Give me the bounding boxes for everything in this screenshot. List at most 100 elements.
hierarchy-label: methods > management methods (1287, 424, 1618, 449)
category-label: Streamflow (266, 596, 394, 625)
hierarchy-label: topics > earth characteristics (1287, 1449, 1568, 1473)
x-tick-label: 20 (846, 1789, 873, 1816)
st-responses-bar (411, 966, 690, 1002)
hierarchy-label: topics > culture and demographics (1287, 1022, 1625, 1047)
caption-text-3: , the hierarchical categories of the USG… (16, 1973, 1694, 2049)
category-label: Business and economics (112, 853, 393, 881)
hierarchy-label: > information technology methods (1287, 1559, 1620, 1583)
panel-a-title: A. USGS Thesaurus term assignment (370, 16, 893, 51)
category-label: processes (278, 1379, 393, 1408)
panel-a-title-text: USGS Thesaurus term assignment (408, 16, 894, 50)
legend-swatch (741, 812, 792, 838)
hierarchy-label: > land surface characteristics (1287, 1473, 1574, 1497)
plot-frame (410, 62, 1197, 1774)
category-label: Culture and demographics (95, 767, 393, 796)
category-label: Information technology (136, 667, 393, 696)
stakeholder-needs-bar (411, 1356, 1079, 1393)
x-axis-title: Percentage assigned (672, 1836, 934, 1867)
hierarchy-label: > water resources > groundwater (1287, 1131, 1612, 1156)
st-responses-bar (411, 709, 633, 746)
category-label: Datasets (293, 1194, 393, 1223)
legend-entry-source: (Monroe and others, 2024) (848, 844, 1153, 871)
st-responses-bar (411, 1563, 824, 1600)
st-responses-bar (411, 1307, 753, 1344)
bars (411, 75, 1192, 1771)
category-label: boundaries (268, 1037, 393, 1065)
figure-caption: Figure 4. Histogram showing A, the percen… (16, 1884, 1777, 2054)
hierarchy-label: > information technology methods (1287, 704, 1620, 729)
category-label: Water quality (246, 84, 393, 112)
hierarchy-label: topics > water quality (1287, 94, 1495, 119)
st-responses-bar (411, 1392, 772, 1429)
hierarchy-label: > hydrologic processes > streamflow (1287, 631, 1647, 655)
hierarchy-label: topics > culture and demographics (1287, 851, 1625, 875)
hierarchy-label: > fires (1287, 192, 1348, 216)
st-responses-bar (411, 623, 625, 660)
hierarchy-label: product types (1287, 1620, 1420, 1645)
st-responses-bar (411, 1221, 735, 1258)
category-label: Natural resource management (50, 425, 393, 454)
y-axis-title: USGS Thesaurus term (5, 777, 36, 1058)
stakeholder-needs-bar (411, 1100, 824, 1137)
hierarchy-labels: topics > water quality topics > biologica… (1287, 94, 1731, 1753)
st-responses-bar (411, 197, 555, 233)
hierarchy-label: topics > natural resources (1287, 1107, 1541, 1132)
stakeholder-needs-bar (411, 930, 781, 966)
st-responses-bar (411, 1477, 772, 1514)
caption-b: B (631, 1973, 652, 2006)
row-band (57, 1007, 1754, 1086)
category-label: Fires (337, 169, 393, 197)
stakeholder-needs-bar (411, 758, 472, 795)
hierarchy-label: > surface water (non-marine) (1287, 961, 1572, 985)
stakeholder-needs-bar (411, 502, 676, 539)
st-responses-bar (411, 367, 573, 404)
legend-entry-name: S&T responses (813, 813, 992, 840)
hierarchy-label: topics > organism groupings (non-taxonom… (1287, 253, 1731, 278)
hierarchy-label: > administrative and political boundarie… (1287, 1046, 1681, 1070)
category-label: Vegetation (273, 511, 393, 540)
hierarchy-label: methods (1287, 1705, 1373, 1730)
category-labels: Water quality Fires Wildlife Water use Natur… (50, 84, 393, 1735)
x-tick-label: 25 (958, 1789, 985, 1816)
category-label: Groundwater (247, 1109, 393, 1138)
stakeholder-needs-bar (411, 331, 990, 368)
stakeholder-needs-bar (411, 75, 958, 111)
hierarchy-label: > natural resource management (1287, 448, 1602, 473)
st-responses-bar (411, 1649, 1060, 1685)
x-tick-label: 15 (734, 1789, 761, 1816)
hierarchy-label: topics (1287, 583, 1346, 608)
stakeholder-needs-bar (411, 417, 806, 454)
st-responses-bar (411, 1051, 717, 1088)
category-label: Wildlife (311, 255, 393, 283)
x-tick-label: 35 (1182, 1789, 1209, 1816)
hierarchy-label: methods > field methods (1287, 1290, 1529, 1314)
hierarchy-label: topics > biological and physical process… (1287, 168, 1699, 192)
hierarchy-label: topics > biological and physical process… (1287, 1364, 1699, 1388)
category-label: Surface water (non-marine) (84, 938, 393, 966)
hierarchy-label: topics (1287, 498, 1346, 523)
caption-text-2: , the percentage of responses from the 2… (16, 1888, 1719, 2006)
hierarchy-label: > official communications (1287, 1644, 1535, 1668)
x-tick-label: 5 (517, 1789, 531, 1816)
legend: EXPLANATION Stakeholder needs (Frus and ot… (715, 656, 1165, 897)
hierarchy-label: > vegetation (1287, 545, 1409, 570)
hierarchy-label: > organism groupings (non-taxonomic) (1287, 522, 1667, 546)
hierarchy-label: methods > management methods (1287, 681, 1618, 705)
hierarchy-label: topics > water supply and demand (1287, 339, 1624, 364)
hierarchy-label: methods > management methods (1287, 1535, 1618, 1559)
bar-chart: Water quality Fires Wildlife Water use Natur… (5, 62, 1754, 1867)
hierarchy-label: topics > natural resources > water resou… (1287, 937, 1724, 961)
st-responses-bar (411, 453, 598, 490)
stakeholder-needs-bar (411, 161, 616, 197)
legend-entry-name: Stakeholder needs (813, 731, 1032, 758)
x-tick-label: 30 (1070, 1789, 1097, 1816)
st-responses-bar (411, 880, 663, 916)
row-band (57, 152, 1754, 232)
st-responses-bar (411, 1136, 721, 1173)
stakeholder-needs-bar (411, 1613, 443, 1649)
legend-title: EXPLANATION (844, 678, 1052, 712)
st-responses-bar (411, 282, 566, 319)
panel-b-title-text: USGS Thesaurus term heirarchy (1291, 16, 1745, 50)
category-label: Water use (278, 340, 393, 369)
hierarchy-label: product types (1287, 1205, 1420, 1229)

=-=-=-=-=

_SHORT EXERCISE:_ Rewrite the material above, changing every "st-responses-bar" to "response-bar" and leaving everything else unchanged.

_RIGHT ANSWER:_
Give me the bounding boxes for everything in this screenshot. List at most 100 elements.
hierarchy-label: methods > management methods (1287, 424, 1618, 449)
category-label: Streamflow (266, 596, 394, 625)
hierarchy-label: topics > earth characteristics (1287, 1449, 1568, 1473)
x-tick-label: 20 (846, 1789, 873, 1816)
response-bar (411, 966, 690, 1002)
hierarchy-label: topics > culture and demographics (1287, 1022, 1625, 1047)
caption-text-3: , the hierarchical categories of the USG… (16, 1973, 1694, 2049)
category-label: Business and economics (112, 853, 393, 881)
hierarchy-label: > information technology methods (1287, 1559, 1620, 1583)
panel-a-title: A. USGS Thesaurus term assignment (370, 16, 893, 51)
category-label: processes (278, 1379, 393, 1408)
panel-a-title-text: USGS Thesaurus term assignment (408, 16, 894, 50)
legend-swatch (741, 812, 792, 838)
hierarchy-label: > land surface characteristics (1287, 1473, 1574, 1497)
plot-frame (410, 62, 1197, 1774)
category-label: Culture and demographics (95, 767, 393, 796)
category-label: Information technology (136, 667, 393, 696)
stakeholder-needs-bar (411, 1356, 1079, 1393)
x-axis-title: Percentage assigned (672, 1836, 934, 1867)
hierarchy-label: > water resources > groundwater (1287, 1131, 1612, 1156)
response-bar (411, 709, 633, 746)
category-label: Datasets (293, 1194, 393, 1223)
legend-entry-source: (Monroe and others, 2024) (848, 844, 1153, 871)
response-bar (411, 1563, 824, 1600)
response-bar (411, 1307, 753, 1344)
bars (411, 75, 1192, 1771)
category-label: boundaries (268, 1037, 393, 1065)
figure-caption: Figure 4. Histogram showing A, the percen… (16, 1884, 1777, 2054)
hierarchy-label: > information technology methods (1287, 704, 1620, 729)
category-label: Water quality (246, 84, 393, 112)
hierarchy-label: topics > water quality (1287, 94, 1495, 119)
response-bar (411, 1392, 772, 1429)
hierarchy-label: > hydrologic processes > streamflow (1287, 631, 1647, 655)
hierarchy-label: topics > culture and demographics (1287, 851, 1625, 875)
hierarchy-label: > fires (1287, 192, 1348, 216)
response-bar (411, 623, 625, 660)
hierarchy-label: product types (1287, 1620, 1420, 1645)
response-bar (411, 1221, 735, 1258)
category-label: Natural resource management (50, 425, 393, 454)
y-axis-title: USGS Thesaurus term (5, 777, 36, 1058)
stakeholder-needs-bar (411, 1100, 824, 1137)
hierarchy-labels: topics > water quality topics > biologica… (1287, 94, 1731, 1753)
response-bar (411, 197, 555, 233)
hierarchy-label: topics > natural resources (1287, 1107, 1541, 1132)
stakeholder-needs-bar (411, 930, 781, 966)
response-bar (411, 1477, 772, 1514)
caption-b: B (631, 1973, 652, 2006)
row-band (57, 1007, 1754, 1086)
category-label: Fires (337, 169, 393, 197)
stakeholder-needs-bar (411, 758, 472, 795)
hierarchy-label: > surface water (non-marine) (1287, 961, 1572, 985)
stakeholder-needs-bar (411, 502, 676, 539)
response-bar (411, 367, 573, 404)
legend-entry-name: S&T responses (813, 813, 992, 840)
hierarchy-label: topics > organism groupings (non-taxonom… (1287, 253, 1731, 278)
hierarchy-label: > administrative and political boundarie… (1287, 1046, 1681, 1070)
category-label: Vegetation (273, 511, 393, 540)
hierarchy-label: methods (1287, 1705, 1373, 1730)
category-labels: Water quality Fires Wildlife Water use Natur… (50, 84, 393, 1735)
x-tick-label: 25 (958, 1789, 985, 1816)
category-label: Groundwater (247, 1109, 393, 1138)
stakeholder-needs-bar (411, 331, 990, 368)
stakeholder-needs-bar (411, 75, 958, 111)
hierarchy-label: > natural resource management (1287, 448, 1602, 473)
response-bar (411, 1649, 1060, 1685)
x-tick-label: 15 (734, 1789, 761, 1816)
hierarchy-label: topics (1287, 583, 1346, 608)
stakeholder-needs-bar (411, 417, 806, 454)
response-bar (411, 1051, 717, 1088)
category-label: Wildlife (311, 255, 393, 283)
x-tick-label: 35 (1182, 1789, 1209, 1816)
hierarchy-label: methods > field methods (1287, 1290, 1529, 1314)
hierarchy-label: topics > biological and physical process… (1287, 168, 1699, 192)
hierarchy-label: topics > biological and physical process… (1287, 1364, 1699, 1388)
category-label: Surface water (non-marine) (84, 938, 393, 966)
hierarchy-label: topics (1287, 498, 1346, 523)
caption-text-2: , the percentage of responses from the 2… (16, 1888, 1719, 2006)
hierarchy-label: > official communications (1287, 1644, 1535, 1668)
x-tick-label: 5 (517, 1789, 531, 1816)
legend: EXPLANATION Stakeholder needs (Frus and ot… (715, 656, 1165, 897)
hierarchy-label: > vegetation (1287, 545, 1409, 570)
hierarchy-label: > organism groupings (non-taxonomic) (1287, 522, 1667, 546)
hierarchy-label: methods > management methods (1287, 681, 1618, 705)
hierarchy-label: topics > water supply and demand (1287, 339, 1624, 364)
hierarchy-label: methods > management methods (1287, 1535, 1618, 1559)
bar-chart: Water quality Fires Wildlife Water use Natur… (5, 62, 1754, 1867)
hierarchy-label: topics > natural resources > water resou… (1287, 937, 1724, 961)
response-bar (411, 453, 598, 490)
stakeholder-needs-bar (411, 161, 616, 197)
legend-entry-name: Stakeholder needs (813, 731, 1032, 758)
x-tick-label: 30 (1070, 1789, 1097, 1816)
response-bar (411, 880, 663, 916)
row-band (57, 152, 1754, 232)
response-bar (411, 1136, 721, 1173)
stakeholder-needs-bar (411, 1613, 443, 1649)
legend-title: EXPLANATION (844, 678, 1052, 712)
response-bar (411, 282, 566, 319)
panel-b-title-text: USGS Thesaurus term heirarchy (1291, 16, 1745, 50)
category-label: Water use (278, 340, 393, 369)
hierarchy-label: product types (1287, 1205, 1420, 1229)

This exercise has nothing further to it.